### Reading text ###

We don't really have a clear big picture yet. But I've now slapped on checks
for all the issues I was worrying about.

A more rigorous solution would be some sort of interval tree. We'd also
need to track segments generated at translation time. We don't do that
so far.
Diffstat (limited to 'subx/010---vm.cc')
-rw-r--r--subx/010---vm.cc23
1 files changed, 20 insertions, 3 deletions
diff --git a/subx/010---vm.cc b/subx/010---vm.cc
index e2fab9fa..57e29433 100644
--- a/subx/010---vm.cc
+++ b/subx/010---vm.cc
@@ -118,17 +118,34 @@ struct vma {
   }
   void grow_until(uint32_t new_end_address) {
     if (new_end_address < end) return;
+    // Ugly: vma knows about the global Memory list of vmas
+    void sanity_check(uint32_t start, uint32_t end);
+    sanity_check(start, new_end_address);
     end = new_end_address;
     _data.resize(new_end_address - start);
   }
   // End vma Methods
 };
+:(code)

###

**Stated problem A:**
Copy out word for word the part of the commit text that begins at the words "We don't really" and stops after the words "(limited to 'subx/010---vm.cc')".
**Stated problem B:**
From the commit text, list every line of the diff that begins with a single plus sign, leaving out the "+++" header line.

### Provided information ###

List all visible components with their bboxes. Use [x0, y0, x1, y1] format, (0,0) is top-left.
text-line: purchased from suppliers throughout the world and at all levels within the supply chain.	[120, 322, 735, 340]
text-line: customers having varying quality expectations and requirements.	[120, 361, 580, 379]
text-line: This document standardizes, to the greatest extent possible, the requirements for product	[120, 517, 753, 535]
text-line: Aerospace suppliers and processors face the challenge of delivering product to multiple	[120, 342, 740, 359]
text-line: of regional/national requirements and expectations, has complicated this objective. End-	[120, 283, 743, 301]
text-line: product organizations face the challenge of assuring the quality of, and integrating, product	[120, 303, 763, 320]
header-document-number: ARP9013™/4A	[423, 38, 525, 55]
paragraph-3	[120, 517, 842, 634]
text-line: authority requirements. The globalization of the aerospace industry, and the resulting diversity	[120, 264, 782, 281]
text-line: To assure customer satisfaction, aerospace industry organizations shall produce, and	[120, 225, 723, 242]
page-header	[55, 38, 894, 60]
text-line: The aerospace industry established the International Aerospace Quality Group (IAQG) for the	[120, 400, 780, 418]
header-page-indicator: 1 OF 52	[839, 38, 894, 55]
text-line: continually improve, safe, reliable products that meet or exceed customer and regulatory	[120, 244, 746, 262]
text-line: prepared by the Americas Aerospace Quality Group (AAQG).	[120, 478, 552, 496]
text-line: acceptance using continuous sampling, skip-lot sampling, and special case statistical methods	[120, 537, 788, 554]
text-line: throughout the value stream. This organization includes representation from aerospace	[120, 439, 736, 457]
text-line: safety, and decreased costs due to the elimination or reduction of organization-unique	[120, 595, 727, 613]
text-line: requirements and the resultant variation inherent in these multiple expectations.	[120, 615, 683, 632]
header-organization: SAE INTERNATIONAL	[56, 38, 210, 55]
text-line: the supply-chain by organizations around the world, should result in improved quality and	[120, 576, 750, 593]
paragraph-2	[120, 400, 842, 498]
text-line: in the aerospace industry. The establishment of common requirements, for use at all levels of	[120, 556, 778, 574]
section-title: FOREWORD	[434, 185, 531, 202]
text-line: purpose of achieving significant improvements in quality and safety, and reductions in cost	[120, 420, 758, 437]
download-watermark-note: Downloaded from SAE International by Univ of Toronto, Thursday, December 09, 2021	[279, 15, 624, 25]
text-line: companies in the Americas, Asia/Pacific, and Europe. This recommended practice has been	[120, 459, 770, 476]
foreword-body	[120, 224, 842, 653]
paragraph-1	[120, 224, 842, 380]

###

**Solution A:**
We don't really have a clear big picture yet. But I've now slapped on checks
for all the issues I was worrying about.

A more rigorous solution would be some sort of interval tree. We'd also
need to track segments generated at translation time. We don't do that
so far.
Diffstat (limited to 'subx/010---vm.cc')

**Solution B:**
- +    // Ugly: vma knows about the global Memory list of vmas
- +    void sanity_check(uint32_t start, uint32_t end);
- +    sanity_check(start, new_end_address);
- +:(code)